*** INPUT DATA Section Begins ***

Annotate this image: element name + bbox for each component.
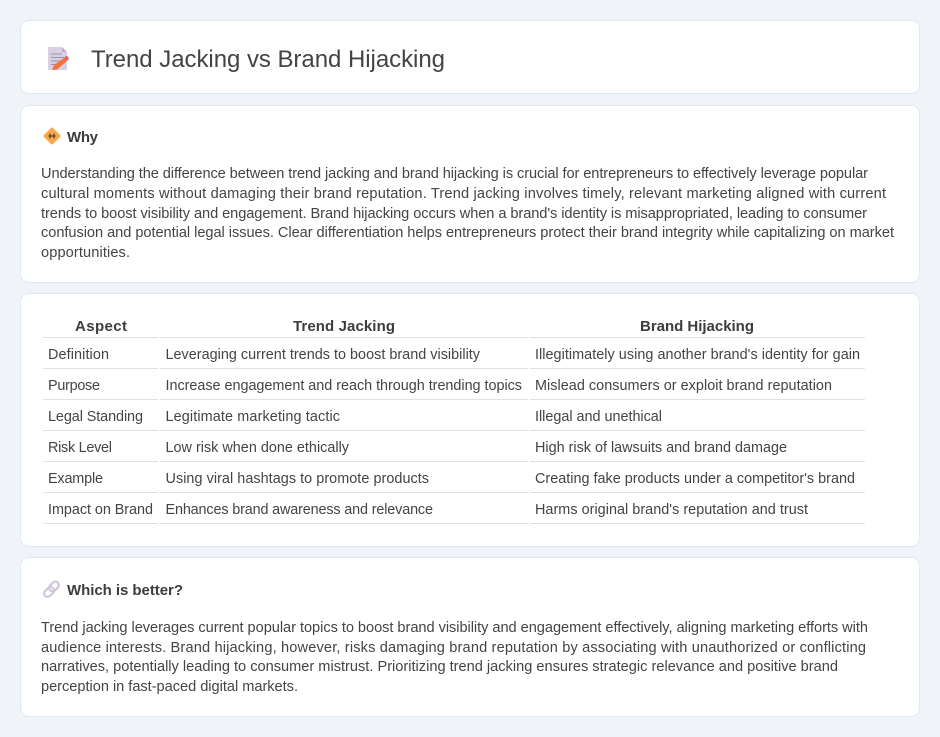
icon: warning diamond bbox=[43, 127, 61, 145]
text block: why paragraph bbox=[41, 166, 894, 261]
table row: definition: Illegitimately using another brand's identity for gain bbox=[535, 347, 860, 363]
table row: purpose: Increase engagement and reach through trending topics bbox=[166, 378, 522, 394]
table row: legal standing: Legitimate marketing tactic bbox=[166, 409, 340, 425]
table row: definition: Definition bbox=[48, 347, 109, 363]
text block: why paragraph: opportunities. bbox=[41, 245, 130, 261]
table row: legal standing: Illegal and unethical bbox=[535, 409, 662, 425]
table header row: Trend Jacking bbox=[293, 318, 395, 335]
panel: comparison table bbox=[20, 294, 920, 546]
table row: impact on brand: Harms original brand's reputation and trust bbox=[535, 502, 808, 518]
text block: why paragraph: trends to boost visibility and engagement. Brand hijacking occurs when a brand's identity is misappropriated, leading to consumer bbox=[41, 206, 867, 222]
table row: example: Using viral hashtags to promote products bbox=[166, 471, 429, 487]
text block: why paragraph: confusion and potential legal issues. Clear differentiation helps entrepreneurs protect their brand integrity while capitalizing on market bbox=[41, 225, 894, 241]
icon: link bbox=[43, 580, 60, 598]
text block: why paragraph: cultural moments without damaging their brand reputation. Trend jacking involves timely, relevant marketing aligned with current bbox=[41, 186, 886, 202]
table header row bbox=[75, 318, 754, 335]
table row: example: Example bbox=[48, 471, 103, 487]
table row: risk level: Risk Level bbox=[48, 440, 112, 456]
table row: definition: Leveraging current trends to boost brand visibility bbox=[166, 347, 481, 363]
table row: example bbox=[48, 471, 855, 487]
table header row: Aspect bbox=[75, 318, 127, 335]
table row: legal standing: Legal Standing bbox=[48, 409, 143, 425]
title: Trend Jacking vs Brand Hijacking bbox=[91, 46, 445, 73]
panel: title header bbox=[20, 20, 920, 94]
table row: impact on brand: Enhances brand awareness and relevance bbox=[166, 502, 433, 518]
table row: purpose bbox=[48, 378, 832, 394]
text block: which is better paragraph: audience interests. Brand hijacking, however, risks damaging brand reputation by associating with unauthorized or conflicting bbox=[41, 640, 866, 656]
panel: which is better bbox=[20, 558, 920, 716]
text block: which is better paragraph: narratives, potentially leading to consumer mistrust. Prioritizing trend jacking ensures strategic relevance and positive brand bbox=[41, 659, 838, 675]
table row: impact on brand: Impact on Brand bbox=[48, 502, 153, 518]
table row: risk level: Low risk when done ethically bbox=[166, 440, 350, 456]
table row: purpose: Purpose bbox=[48, 378, 100, 394]
table row: legal standing bbox=[48, 409, 662, 425]
table row: example: Creating fake products under a competitor's brand bbox=[535, 471, 855, 487]
table row: risk level: High risk of lawsuits and brand damage bbox=[535, 440, 787, 456]
heading: why: Why bbox=[67, 129, 99, 146]
table row: impact on brand bbox=[48, 502, 808, 518]
text block: which is better paragraph bbox=[41, 620, 868, 695]
text block: why paragraph: Understanding the difference between trend jacking and brand hijacking is crucial for entrepreneurs to effectively leverage popular bbox=[41, 166, 868, 182]
text block: which is better paragraph: Trend jacking leverages current popular topics to boost brand visibility and engagement effectively, aligning marketing efforts with bbox=[41, 620, 868, 636]
icon: memo with pencil bbox=[48, 47, 69, 70]
table row: purpose: Mislead consumers or exploit brand reputation bbox=[535, 378, 832, 394]
table header row: Brand Hijacking bbox=[640, 318, 754, 335]
table row: risk level bbox=[48, 440, 787, 456]
heading: which is better: Which is better? bbox=[67, 582, 183, 599]
panel: why bbox=[20, 106, 920, 282]
text block: which is better paragraph: perception in fast-paced digital markets. bbox=[41, 679, 298, 695]
table row: definition bbox=[48, 347, 860, 363]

*** INPUT DATA Section Ends ***

Line by line, check the data above for the word "visibility" and state how many lines contain it. Give only the number.

3